At the May l3, l975 meeting, John Denton moved that the City Council declare itself to be the Berkeley Redevelopment Agency, abolishing the independent BRA Board appointed by the Mayor. (A similar Bailey motion had been defeated with only three affirmative votes on January 30, l973.)
This was a decisive proposal, because City Council acceptance of full responsibility for the WBIP greatly increased the likelihood of eventual changes and compromises. The project had survived for 8 years only because the appointed BRA Board was immune to public opinion and acted as a political shield for the City Council. Now to everyone’s complete surprise, John Denton’s motion passed 5-3 with Shirley Dean and Billy Rumford crossing party lines to cast the decisive “Yes” votes.
Loni Hancock then made a follow-up motion directing City Manager John Taylor not to issue any demolition permits to the BRA unless the Housing Advisory and Appeals Board (HAAB) found specific houses to be “sub-standard”. That motion also passed by the same 5-3 vote.
Loni’s proposal that the BRA’s demolition permit requests be brought before the HAAB, rather than the Board of Adjustments, was an attempted compromise. The HAAB was an obscure commission that enforced housing codes by ordering unsafe structures repaired or demolished. It was presumed to have more expertise in the area of dilapidated buildings than the Board of Adjustments. A HAAB finding of “substandard” was equivalent to the NPO’s “hazardous, unusable or unrepairable” determination.
The HAAB’s proper role was to advise the Board of Adjustments in such cases since the Board of Adjustments had NPO jurisdiction. However the Housing Advisory and Appeals Board’s Chairman, Pat Devaney, a Dean appointee, was an aggressive, pro-neighborhood independent who had the confidence of WBIP opponents. Devaney wanted jurisdiction over the BRA’s houses to put himself and his board on the political map. So instead of requiring compliance with the NPO, Loni proposed a compromise to let Pat Devaney’s HAAB hold the hearings and make the demolition permit determinations.
The Shirley Dean and Billy Rumford votes in favor of the two anti-BRA motions amounted to a rebellion against the conservative business interests which had just played a vital role in electing them. For Dean, these were courageous acts in keeping with her l975 campaign image. Unfortunately, they did not reflect her general voting pattern. For Rumford, who was supposed to be the Council’s most conservative member, even greater bravery was required for him to cast these two votes. The Chamber of Commerce, Berkeley-Albany Industries Association, and other pro-industrial park lobbyists descended upon Rumford and Dean, demanding that they change their votes and return to the right wing fold. The pressure must have been unbearable, especially for Rumford.
By the May 27, l975 Council meeting, the industrial park’s supporters had won the lobbying battle. Rumford switched his position and the Council voted 5-4 to rescind the previous motion instructing the City Manager not to issue demolition permits for the l5 houses unless they were found substandard by the HAAB. The second reading of John Denton’s ordinance substituting the City Council for the BRA now failed to pass 4-5 as Rumford voted “No”. Our legislative victory had been snatched away.

**Aim:** Retype the account of the 1975 Berkeley City Council votes, everything from "This was a decisive" down to "same 5-3 vote.".

**Records shown:**

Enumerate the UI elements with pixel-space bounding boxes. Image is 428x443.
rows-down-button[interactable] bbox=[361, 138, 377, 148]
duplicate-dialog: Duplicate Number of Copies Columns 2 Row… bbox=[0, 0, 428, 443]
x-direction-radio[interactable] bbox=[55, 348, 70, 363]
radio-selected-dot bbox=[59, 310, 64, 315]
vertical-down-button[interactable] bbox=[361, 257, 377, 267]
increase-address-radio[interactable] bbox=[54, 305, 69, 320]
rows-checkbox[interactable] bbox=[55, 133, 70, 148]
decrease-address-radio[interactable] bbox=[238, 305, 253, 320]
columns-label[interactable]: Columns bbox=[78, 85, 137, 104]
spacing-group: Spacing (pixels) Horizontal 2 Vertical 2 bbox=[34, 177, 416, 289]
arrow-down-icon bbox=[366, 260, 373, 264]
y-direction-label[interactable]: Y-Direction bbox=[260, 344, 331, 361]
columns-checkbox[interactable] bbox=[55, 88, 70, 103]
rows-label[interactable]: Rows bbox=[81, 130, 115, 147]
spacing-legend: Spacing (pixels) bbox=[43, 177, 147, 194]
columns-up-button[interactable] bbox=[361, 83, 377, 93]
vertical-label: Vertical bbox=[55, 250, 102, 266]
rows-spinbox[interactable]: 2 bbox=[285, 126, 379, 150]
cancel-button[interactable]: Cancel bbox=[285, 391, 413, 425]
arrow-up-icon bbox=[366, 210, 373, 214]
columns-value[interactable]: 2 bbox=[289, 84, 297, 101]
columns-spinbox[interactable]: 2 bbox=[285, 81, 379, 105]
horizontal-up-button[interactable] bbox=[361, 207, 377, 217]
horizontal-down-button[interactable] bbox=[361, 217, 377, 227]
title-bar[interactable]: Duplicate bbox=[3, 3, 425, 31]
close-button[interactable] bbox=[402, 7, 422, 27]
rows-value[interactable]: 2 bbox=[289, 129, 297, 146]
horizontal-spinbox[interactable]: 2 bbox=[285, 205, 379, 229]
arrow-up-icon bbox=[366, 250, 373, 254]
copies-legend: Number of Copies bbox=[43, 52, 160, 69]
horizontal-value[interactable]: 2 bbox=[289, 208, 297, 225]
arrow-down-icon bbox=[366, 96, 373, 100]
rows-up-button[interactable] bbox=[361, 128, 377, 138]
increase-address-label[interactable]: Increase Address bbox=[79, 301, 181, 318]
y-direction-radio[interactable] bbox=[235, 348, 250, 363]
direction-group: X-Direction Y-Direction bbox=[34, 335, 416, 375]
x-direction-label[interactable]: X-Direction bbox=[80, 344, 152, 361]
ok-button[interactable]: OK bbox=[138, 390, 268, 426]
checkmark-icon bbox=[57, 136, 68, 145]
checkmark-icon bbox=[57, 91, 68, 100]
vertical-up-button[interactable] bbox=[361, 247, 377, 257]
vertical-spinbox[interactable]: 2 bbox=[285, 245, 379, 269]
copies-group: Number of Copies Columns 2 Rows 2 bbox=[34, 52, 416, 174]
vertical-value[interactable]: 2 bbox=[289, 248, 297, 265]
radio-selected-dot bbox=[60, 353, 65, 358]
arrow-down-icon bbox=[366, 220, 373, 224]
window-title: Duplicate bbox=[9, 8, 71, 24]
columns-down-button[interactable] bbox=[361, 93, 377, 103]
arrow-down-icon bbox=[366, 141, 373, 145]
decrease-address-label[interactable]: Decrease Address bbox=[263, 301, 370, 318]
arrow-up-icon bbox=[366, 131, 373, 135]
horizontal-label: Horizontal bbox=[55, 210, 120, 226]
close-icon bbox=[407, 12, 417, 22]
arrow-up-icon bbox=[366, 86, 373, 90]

**Solution:**
This was a decisive proposal, because City Council acceptance of full responsibility for the WBIP greatly increased the likelihood of eventual changes and compromises. The project had survived for 8 years only because the appointed BRA Board was immune to public opinion and acted as a political shield for the City Council. Now to everyone’s complete surprise, John Denton’s motion passed 5-3 with Shirley Dean and Billy Rumford crossing party lines to cast the decisive “Yes” votes.
Loni Hancock then made a follow-up motion directing City Manager John Taylor not to issue any demolition permits to the BRA unless the Housing Advisory and Appeals Board (HAAB) found specific houses to be “sub-standard”. That motion also passed by the same 5-3 vote.